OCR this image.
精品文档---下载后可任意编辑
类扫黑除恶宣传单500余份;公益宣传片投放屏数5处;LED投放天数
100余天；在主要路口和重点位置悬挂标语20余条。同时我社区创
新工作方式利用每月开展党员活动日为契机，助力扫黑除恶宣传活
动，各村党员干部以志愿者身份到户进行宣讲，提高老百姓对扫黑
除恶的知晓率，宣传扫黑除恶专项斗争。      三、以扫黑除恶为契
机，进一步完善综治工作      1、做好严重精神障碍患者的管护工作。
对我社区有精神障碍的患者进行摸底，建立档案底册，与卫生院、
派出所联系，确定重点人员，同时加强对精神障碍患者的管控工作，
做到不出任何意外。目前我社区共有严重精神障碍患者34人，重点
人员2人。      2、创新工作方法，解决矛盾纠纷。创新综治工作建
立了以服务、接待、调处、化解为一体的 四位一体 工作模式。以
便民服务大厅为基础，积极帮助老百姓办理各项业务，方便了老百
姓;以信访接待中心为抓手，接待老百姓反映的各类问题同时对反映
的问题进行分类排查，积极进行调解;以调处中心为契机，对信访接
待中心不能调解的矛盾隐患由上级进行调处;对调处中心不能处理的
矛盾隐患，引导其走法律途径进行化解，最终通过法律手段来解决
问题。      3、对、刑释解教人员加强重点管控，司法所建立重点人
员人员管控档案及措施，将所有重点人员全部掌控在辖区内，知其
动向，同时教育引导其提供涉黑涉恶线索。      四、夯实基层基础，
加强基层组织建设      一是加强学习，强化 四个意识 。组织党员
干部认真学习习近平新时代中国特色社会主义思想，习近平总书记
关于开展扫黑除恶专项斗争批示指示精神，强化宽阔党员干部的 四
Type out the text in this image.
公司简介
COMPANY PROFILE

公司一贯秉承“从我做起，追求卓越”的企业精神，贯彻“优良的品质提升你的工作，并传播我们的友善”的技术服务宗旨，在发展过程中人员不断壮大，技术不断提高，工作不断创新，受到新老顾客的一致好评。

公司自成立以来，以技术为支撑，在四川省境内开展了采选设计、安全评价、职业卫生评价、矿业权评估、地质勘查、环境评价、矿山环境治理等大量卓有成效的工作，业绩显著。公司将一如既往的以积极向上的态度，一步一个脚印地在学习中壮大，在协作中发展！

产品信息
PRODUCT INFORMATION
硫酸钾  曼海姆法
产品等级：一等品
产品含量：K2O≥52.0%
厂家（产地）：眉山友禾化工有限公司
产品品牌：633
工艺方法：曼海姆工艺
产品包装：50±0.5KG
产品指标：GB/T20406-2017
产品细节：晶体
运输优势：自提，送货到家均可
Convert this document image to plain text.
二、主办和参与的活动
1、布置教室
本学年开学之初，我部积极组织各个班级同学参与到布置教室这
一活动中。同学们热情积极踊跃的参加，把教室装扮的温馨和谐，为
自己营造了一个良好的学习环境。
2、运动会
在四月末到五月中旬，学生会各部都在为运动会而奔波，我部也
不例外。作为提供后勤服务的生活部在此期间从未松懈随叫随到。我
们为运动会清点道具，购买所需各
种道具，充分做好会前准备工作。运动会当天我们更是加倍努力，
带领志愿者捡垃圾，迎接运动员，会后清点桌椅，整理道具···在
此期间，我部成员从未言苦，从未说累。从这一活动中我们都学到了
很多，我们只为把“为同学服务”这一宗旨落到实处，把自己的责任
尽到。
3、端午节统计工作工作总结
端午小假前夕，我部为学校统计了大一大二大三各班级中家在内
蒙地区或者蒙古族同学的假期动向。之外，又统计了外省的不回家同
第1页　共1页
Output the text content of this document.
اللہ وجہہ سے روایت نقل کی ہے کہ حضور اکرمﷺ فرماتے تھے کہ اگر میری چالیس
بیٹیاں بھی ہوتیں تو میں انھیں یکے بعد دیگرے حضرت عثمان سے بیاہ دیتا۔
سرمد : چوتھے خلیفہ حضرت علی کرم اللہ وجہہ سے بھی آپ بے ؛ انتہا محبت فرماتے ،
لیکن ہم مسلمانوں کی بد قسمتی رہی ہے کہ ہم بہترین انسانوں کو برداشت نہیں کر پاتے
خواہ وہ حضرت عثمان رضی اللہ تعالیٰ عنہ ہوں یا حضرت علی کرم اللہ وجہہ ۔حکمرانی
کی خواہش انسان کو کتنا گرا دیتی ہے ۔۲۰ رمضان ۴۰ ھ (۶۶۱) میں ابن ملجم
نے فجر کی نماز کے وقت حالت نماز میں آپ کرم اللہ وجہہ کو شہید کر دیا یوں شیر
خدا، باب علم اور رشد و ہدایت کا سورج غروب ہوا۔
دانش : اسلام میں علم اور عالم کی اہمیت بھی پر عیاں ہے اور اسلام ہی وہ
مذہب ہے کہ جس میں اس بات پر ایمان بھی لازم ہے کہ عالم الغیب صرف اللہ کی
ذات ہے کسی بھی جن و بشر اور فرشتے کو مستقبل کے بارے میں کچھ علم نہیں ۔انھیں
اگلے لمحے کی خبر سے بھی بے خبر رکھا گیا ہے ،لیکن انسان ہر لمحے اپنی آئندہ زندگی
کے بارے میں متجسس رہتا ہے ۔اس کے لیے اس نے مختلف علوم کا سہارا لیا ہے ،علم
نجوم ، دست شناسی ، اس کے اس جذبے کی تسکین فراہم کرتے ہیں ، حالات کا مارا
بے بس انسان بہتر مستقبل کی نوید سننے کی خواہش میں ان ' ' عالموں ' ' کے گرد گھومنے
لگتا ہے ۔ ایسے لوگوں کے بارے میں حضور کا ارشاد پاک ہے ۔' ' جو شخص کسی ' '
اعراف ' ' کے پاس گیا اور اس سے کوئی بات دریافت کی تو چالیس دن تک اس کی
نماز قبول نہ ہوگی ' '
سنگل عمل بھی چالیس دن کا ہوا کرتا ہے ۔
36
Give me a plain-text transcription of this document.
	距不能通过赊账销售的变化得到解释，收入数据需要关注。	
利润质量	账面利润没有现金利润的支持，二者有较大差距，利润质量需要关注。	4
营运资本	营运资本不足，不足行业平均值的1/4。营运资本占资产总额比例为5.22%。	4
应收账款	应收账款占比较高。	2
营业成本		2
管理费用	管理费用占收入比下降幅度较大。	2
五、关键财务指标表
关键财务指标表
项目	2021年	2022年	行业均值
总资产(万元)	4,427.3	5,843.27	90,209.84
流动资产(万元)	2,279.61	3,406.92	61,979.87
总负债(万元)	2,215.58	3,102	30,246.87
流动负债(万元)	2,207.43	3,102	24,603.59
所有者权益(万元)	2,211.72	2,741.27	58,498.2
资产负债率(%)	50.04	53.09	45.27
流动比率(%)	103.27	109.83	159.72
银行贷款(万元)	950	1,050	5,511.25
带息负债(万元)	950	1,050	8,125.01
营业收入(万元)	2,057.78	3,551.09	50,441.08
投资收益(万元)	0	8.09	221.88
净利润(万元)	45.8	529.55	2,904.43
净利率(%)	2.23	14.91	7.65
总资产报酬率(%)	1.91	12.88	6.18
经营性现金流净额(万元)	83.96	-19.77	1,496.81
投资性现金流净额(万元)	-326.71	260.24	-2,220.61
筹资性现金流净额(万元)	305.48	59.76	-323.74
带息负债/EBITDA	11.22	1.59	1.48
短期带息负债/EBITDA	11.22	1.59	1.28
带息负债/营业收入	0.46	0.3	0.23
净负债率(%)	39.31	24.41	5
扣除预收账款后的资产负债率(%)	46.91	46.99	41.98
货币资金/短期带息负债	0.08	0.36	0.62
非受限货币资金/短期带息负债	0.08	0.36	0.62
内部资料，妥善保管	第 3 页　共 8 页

● Requirements:
Print all the data exactly.

● Solved exercise:
OCR this image.
精品文档---下载后可任意编辑
类扫黑除恶宣传单500余份;公益宣传片投放屏数5处;LED投放天数
100余天；在主要路口和重点位置悬挂标语20余条。同时我社区创
新工作方式利用每月开展党员活动日为契机，助力扫黑除恶宣传活
动，各村党员干部以志愿者身份到户进行宣讲，提高老百姓对扫黑
除恶的知晓率，宣传扫黑除恶专项斗争。      三、以扫黑除恶为契
机，进一步完善综治工作      1、做好严重精神障碍患者的管护工作。
对我社区有精神障碍的患者进行摸底，建立档案底册，与卫生院、
派出所联系，确定重点人员，同时加强对精神障碍患者的管控工作，
做到不出任何意外。目前我社区共有严重精神障碍患者34人，重点
人员2人。      2、创新工作方法，解决矛盾纠纷。创新综治工作建
立了以服务、接待、调处、化解为一体的 四位一体 工作模式。以
便民服务大厅为基础，积极帮助老百姓办理各项业务，方便了老百
姓;以信访接待中心为抓手，接待老百姓反映的各类问题同时对反映
的问题进行分类排查，积极进行调解;以调处中心为契机，对信访接
待中心不能调解的矛盾隐患由上级进行调处;对调处中心不能处理的
矛盾隐患，引导其走法律途径进行化解，最终通过法律手段来解决
问题。      3、对、刑释解教人员加强重点管控，司法所建立重点人
员人员管控档案及措施，将所有重点人员全部掌控在辖区内，知其
动向，同时教育引导其提供涉黑涉恶线索。      四、夯实基层基础，
加强基层组织建设      一是加强学习，强化 四个意识 。组织党员
干部认真学习习近平新时代中国特色社会主义思想，习近平总书记
关于开展扫黑除恶专项斗争批示指示精神，强化宽阔党员干部的 四
Type out the text in this image.
公司简介
COMPANY PROFILE

公司一贯秉承“从我做起，追求卓越”的企业精神，贯彻“优良的品质提升你的工作，并传播我们的友善”的技术服务宗旨，在发展过程中人员不断壮大，技术不断提高，工作不断创新，受到新老顾客的一致好评。

公司自成立以来，以技术为支撑，在四川省境内开展了采选设计、安全评价、职业卫生评价、矿业权评估、地质勘查、环境评价、矿山环境治理等大量卓有成效的工作，业绩显著。公司将一如既往的以积极向上的态度，一步一个脚印地在学习中壮大，在协作中发展！

产品信息
PRODUCT INFORMATION
硫酸钾  曼海姆法
产品等级：一等品
产品含量：K2O≥52.0%
厂家（产地）：眉山友禾化工有限公司
产品品牌：633
工艺方法：曼海姆工艺
产品包装：50±0.5KG
产品指标：GB/T20406-2017
产品细节：晶体
运输优势：自提，送货到家均可
Convert this document image to plain text.
二、主办和参与的活动
1、布置教室
本学年开学之初，我部积极组织各个班级同学参与到布置教室这
一活动中。同学们热情积极踊跃的参加，把教室装扮的温馨和谐，为
自己营造了一个良好的学习环境。
2、运动会
在四月末到五月中旬，学生会各部都在为运动会而奔波，我部也
不例外。作为提供后勤服务的生活部在此期间从未松懈随叫随到。我
们为运动会清点道具，购买所需各
种道具，充分做好会前准备工作。运动会当天我们更是加倍努力，
带领志愿者捡垃圾，迎接运动员，会后清点桌椅，整理道具···在
此期间，我部成员从未言苦，从未说累。从这一活动中我们都学到了
很多，我们只为把“为同学服务”这一宗旨落到实处，把自己的责任
尽到。
3、端午节统计工作工作总结
端午小假前夕，我部为学校统计了大一大二大三各班级中家在内
蒙地区或者蒙古族同学的假期动向。之外，又统计了外省的不回家同
第1页　共1页
Output the text content of this document.
اللہ وجہہ سے روایت نقل کی ہے کہ حضور اکرمﷺ فرماتے تھے کہ اگر میری چالیس
بیٹیاں بھی ہوتیں تو میں انھیں یکے بعد دیگرے حضرت عثمان سے بیاہ دیتا۔
سرمد : چوتھے خلیفہ حضرت علی کرم اللہ وجہہ سے بھی آپ بے ؛ انتہا محبت فرماتے ،
لیکن ہم مسلمانوں کی بد قسمتی رہی ہے کہ ہم بہترین انسانوں کو برداشت نہیں کر پاتے
خواہ وہ حضرت عثمان رضی اللہ تعالیٰ عنہ ہوں یا حضرت علی کرم اللہ وجہہ ۔حکمرانی
کی خواہش انسان کو کتنا گرا دیتی ہے ۔۲۰ رمضان ۴۰ ھ (۶۶۱) میں ابن ملجم
نے فجر کی نماز کے وقت حالت نماز میں آپ کرم اللہ وجہہ کو شہید کر دیا یوں شیر
خدا، باب علم اور رشد و ہدایت کا سورج غروب ہوا۔
دانش : اسلام میں علم اور عالم کی اہمیت بھی پر عیاں ہے اور اسلام ہی وہ
مذہب ہے کہ جس میں اس بات پر ایمان بھی لازم ہے کہ عالم الغیب صرف اللہ کی
ذات ہے کسی بھی جن و بشر اور فرشتے کو مستقبل کے بارے میں کچھ علم نہیں ۔انھیں
اگلے لمحے کی خبر سے بھی بے خبر رکھا گیا ہے ،لیکن انسان ہر لمحے اپنی آئندہ زندگی
کے بارے میں متجسس رہتا ہے ۔اس کے لیے اس نے مختلف علوم کا سہارا لیا ہے ،علم
نجوم ، دست شناسی ، اس کے اس جذبے کی تسکین فراہم کرتے ہیں ، حالات کا مارا
بے بس انسان بہتر مستقبل کی نوید سننے کی خواہش میں ان ' ' عالموں ' ' کے گرد گھومنے
لگتا ہے ۔ ایسے لوگوں کے بارے میں حضور کا ارشاد پاک ہے ۔' ' جو شخص کسی ' '
اعراف ' ' کے پاس گیا اور اس سے کوئی بات دریافت کی تو چالیس دن تک اس کی
نماز قبول نہ ہوگی ' '
سنگل عمل بھی چالیس دن کا ہوا کرتا ہے ۔
36
Give me a plain-text transcription of this document.
	距不能通过赊账销售的变化得到解释，收入数据需要关注。	
利润质量	账面利润没有现金利润的支持，二者有较大差距，利润质量需要关注。	4
营运资本	营运资本不足，不足行业平均值的1/4。营运资本占资产总额比例为5.22%。	4
应收账款	应收账款占比较高。	2
营业成本		2
管理费用	管理费用占收入比下降幅度较大。	2
五、关键财务指标表
关键财务指标表
项目	2021年	2022年	行业均值
总资产(万元)	4,427.3	5,843.27	90,209.84
流动资产(万元)	2,279.61	3,406.92	61,979.87
总负债(万元)	2,215.58	3,102	30,246.87
流动负债(万元)	2,207.43	3,102	24,603.59
所有者权益(万元)	2,211.72	2,741.27	58,498.2
资产负债率(%)	50.04	53.09	45.27
流动比率(%)	103.27	109.83	159.72
银行贷款(万元)	950	1,050	5,511.25
带息负债(万元)	950	1,050	8,125.01
营业收入(万元)	2,057.78	3,551.09	50,441.08
投资收益(万元)	0	8.09	221.88
净利润(万元)	45.8	529.55	2,904.43
净利率(%)	2.23	14.91	7.65
总资产报酬率(%)	1.91	12.88	6.18
经营性现金流净额(万元)	83.96	-19.77	1,496.81
投资性现金流净额(万元)	-326.71	260.24	-2,220.61
筹资性现金流净额(万元)	305.48	59.76	-323.74
带息负债/EBITDA	11.22	1.59	1.48
短期带息负债/EBITDA	11.22	1.59	1.28
带息负债/营业收入	0.46	0.3	0.23
净负债率(%)	39.31	24.41	5
扣除预收账款后的资产负债率(%)	46.91	46.99	41.98
货币资金/短期带息负债	0.08	0.36	0.62
非受限货币资金/短期带息负债	0.08	0.36	0.62
内部资料，妥善保管	第 3 页　共 8 页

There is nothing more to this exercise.